# start of Data extract

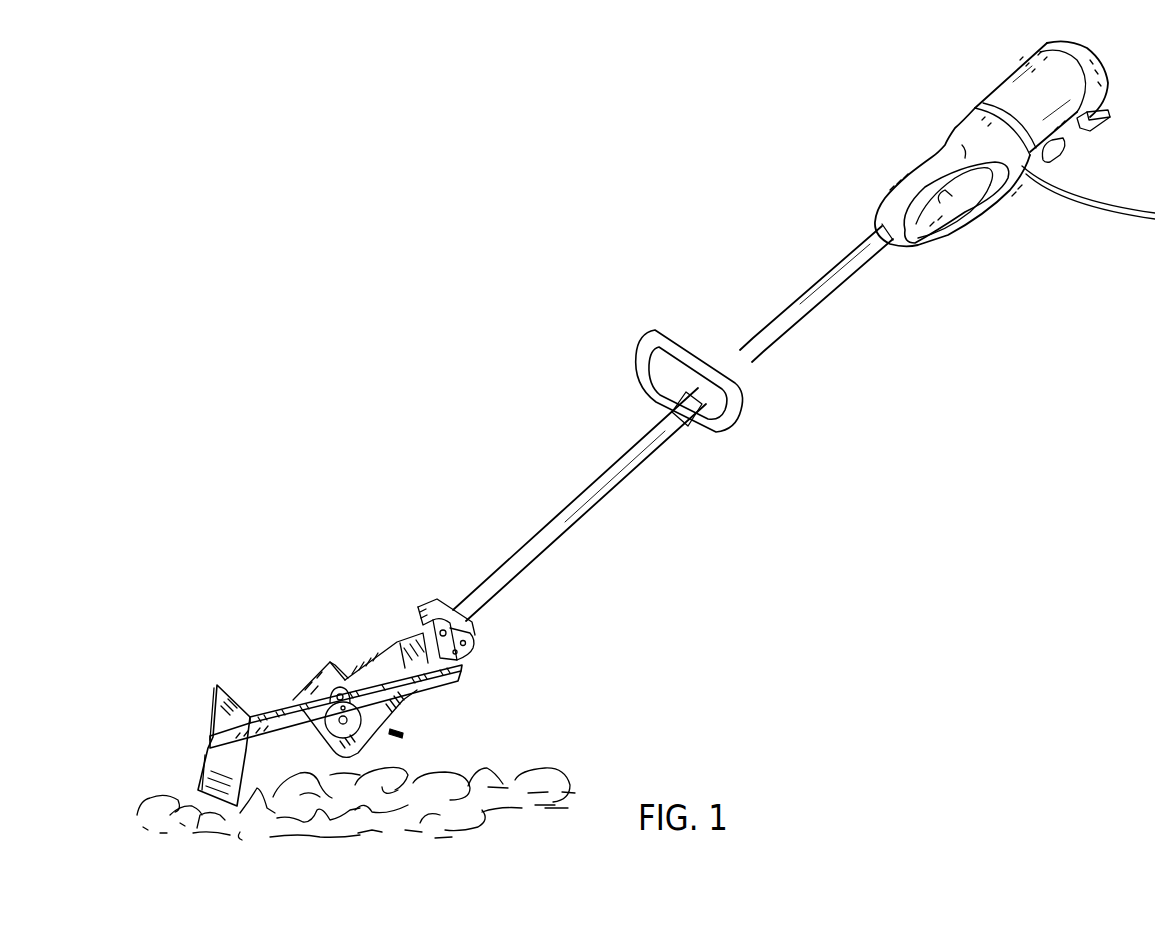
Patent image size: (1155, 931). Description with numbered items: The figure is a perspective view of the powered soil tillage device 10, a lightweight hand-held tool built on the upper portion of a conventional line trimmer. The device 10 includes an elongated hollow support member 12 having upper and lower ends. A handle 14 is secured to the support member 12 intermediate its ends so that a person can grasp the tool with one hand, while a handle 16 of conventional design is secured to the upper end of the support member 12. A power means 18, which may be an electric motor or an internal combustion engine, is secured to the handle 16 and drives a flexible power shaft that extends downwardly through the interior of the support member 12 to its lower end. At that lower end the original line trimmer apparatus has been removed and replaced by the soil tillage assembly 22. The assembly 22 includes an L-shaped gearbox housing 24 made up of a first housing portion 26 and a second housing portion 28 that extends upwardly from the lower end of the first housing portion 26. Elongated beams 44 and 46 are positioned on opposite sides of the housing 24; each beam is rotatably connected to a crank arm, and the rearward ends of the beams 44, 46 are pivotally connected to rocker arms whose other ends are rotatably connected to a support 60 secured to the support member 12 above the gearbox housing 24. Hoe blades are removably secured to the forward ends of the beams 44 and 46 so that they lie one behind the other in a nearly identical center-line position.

The powered soil tillage device 10 is at (545, 435).
The elongated hollow support member 12 is at (776, 363).
The handle 14 is at (677, 337).
The handle 16 is at (983, 220).
The power means 18 is at (1017, 92).
The soil tillage assembly 22 is at (361, 640).
The gearbox housing 24 is at (402, 733).
The first housing portion 26 is at (413, 703).
The second housing portion 28 is at (310, 687).
The elongated beam 44 is at (477, 627).
The elongated beam 46 is at (270, 702).
The support 60 is at (433, 600).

# end of Data extract

Written problem
Reproduce each row above word for word, leaving out the pictures.

Worked answer
Patent image size: (1155, 931). Description with numbered items: The figure is a perspective view of the powered soil tillage device 10, a lightweight hand-held tool built on the upper portion of a conventional line trimmer. The device 10 includes an elongated hollow support member 12 having upper and lower ends. A handle 14 is secured to the support member 12 intermediate its ends so that a person can grasp the tool with one hand, while a handle 16 of conventional design is secured to the upper end of the support member 12. A power means 18, which may be an electric motor or an internal combustion engine, is secured to the handle 16 and drives a flexible power shaft that extends downwardly through the interior of the support member 12 to its lower end. At that lower end the original line trimmer apparatus has been removed and replaced by the soil tillage assembly 22. The assembly 22 includes an L-shaped gearbox housing 24 made up of a first housing portion 26 and a second housing portion 28 that extends upwardly from the lower end of the first housing portion 26. Elongated beams 44 and 46 are positioned on opposite sides of the housing 24; each beam is rotatably connected to a crank arm, and the rearward ends of the beams 44, 46 are pivotally connected to rocker arms whose other ends are rotatably connected to a support 60 secured to the support member 12 above the gearbox housing 24. Hoe blades are removably secured to the forward ends of the beams 44 and 46 so that they lie one behind the other in a nearly identical center-line position.

The powered soil tillage device 10 is at (545, 435).
The elongated hollow support member 12 is at (776, 363).
The handle 14 is at (677, 337).
The handle 16 is at (983, 220).
The power means 18 is at (1017, 92).
The soil tillage assembly 22 is at (361, 640).
The gearbox housing 24 is at (402, 733).
The first housing portion 26 is at (413, 703).
The second housing portion 28 is at (310, 687).
The elongated beam 44 is at (477, 627).
The elongated beam 46 is at (270, 702).
The support 60 is at (433, 600).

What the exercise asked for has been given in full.